OBJECTIVES:
1. Answer the following about the forum thread on Ruby and Perl regex speed.
(a) What command fetched the page used for analysis?
(b) What real time did the Perl script take?
(c) Which Ruby version was used?
2. Write out, word for word, the part of the forum thread on Ruby and Perl regex speed that opens with the words containing "#!/usr/bin/perl" and closes with "to the regex?).".

DOCUMENT EXCERPT:
((
Is ruby's regex slower?

Jean_G · 4 January 2010 08:54

Hi,

I wrote this message without other purpose, just show a result for
comparison.

First I got the page which will be used for analysis (got all domain
names from it):

wget http://www.265.com/Kexue_Jishu/

It will get an index.html page.

Then I run this ruby script:

#!/usr/bin/ruby

f = File.open("index.html")

f.each_line do |c|
puts $1 if /href="http:\/\/(.*?)\/.*" target="_blank"/ =~ c
end

f.close

And this perl script:

#!/usr/bin/perl

open HD,"index.html" or die $!;
while(<HD>) {
print $1,"\n" if /href="http:\/\/(.*?)\/.*" target="_blank"/;
}
close HD;

When using "time" command to see the running time, I saw ruby is
slower than perl (maybe due to the regex?).

Ruby's:

real 0m0.013s
user 0m0.012s
sys 0m0.000s

Perl's:

real 0m0.004s
user 0m0.004s
sys 0m0.000s

Both versions:

# ruby -v
ruby 1.9.1p243 (2009-07-16 revision 24175) [i686-linux]

# perl -v
This is perl, v5.8.8 built for i486-linux-thread-multi

Yes that's the result, but not influence me to love ruby.

Thanks.
Jenn.
))
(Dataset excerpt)
((
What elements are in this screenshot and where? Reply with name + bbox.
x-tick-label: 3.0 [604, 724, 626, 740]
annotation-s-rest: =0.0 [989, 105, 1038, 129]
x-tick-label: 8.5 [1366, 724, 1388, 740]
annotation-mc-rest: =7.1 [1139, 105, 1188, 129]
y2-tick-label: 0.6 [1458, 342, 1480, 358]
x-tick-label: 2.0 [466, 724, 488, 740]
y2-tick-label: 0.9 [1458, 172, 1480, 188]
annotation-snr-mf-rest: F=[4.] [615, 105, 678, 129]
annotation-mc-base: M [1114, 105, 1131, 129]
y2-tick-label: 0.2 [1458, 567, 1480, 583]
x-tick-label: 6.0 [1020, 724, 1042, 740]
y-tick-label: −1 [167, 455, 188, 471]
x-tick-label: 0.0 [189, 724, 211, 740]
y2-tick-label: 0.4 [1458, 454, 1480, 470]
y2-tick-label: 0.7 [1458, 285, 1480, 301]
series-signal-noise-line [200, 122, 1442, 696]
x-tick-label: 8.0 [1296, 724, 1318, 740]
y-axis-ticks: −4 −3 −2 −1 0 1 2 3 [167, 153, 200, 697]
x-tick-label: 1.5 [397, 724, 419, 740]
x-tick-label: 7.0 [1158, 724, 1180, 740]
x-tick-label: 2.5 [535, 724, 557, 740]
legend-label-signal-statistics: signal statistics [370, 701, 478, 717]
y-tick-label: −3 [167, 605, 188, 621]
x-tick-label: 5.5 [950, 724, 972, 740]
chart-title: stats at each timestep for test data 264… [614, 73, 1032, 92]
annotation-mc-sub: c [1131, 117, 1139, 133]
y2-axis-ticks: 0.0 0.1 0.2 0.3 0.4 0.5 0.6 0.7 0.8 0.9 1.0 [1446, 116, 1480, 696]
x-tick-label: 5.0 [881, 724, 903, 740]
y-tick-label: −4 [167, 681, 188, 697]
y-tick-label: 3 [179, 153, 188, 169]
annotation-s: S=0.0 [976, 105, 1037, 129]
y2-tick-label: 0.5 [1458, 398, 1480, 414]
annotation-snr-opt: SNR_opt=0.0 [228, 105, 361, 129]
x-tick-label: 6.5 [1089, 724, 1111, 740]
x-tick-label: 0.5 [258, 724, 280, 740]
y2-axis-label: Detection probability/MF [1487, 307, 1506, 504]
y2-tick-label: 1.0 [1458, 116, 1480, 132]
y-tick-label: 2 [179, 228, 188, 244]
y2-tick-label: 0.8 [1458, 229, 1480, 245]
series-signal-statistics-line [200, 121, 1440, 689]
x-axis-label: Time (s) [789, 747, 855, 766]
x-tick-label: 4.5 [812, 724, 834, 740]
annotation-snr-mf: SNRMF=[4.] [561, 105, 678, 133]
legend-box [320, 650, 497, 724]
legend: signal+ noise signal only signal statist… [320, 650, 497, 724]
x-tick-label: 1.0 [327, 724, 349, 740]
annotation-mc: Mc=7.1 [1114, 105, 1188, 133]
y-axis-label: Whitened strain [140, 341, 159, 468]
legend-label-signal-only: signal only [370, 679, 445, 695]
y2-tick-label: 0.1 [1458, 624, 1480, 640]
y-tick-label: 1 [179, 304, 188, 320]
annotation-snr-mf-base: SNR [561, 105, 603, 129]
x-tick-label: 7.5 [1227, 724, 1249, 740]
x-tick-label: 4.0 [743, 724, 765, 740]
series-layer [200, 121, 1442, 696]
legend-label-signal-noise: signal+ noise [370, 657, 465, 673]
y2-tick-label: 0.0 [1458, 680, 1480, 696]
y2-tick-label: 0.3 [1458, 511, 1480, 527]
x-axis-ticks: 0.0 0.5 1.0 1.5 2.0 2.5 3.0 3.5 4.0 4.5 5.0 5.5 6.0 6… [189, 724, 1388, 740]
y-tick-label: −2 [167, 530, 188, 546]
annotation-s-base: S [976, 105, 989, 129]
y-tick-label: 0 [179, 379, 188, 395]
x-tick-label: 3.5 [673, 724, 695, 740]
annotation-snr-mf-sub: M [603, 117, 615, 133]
))
PER-TASK OUTPUTS:
1.
(a) wget http://www.265.com/Kexue_Jishu/
(b) 0m0.004s
(c) ruby 1.9.1p243 (2009-07-16 revision 24175) [i686-linux]

2.
#!/usr/bin/perl

open HD,"index.html" or die $!;
while(<HD>) {
print $1,"\n" if /href="http:\/\/(.*?)\/.*" target="_blank"/;
}
close HD;

When using "time" command to see the running time, I saw ruby is
slower than perl (maybe due to the regex?).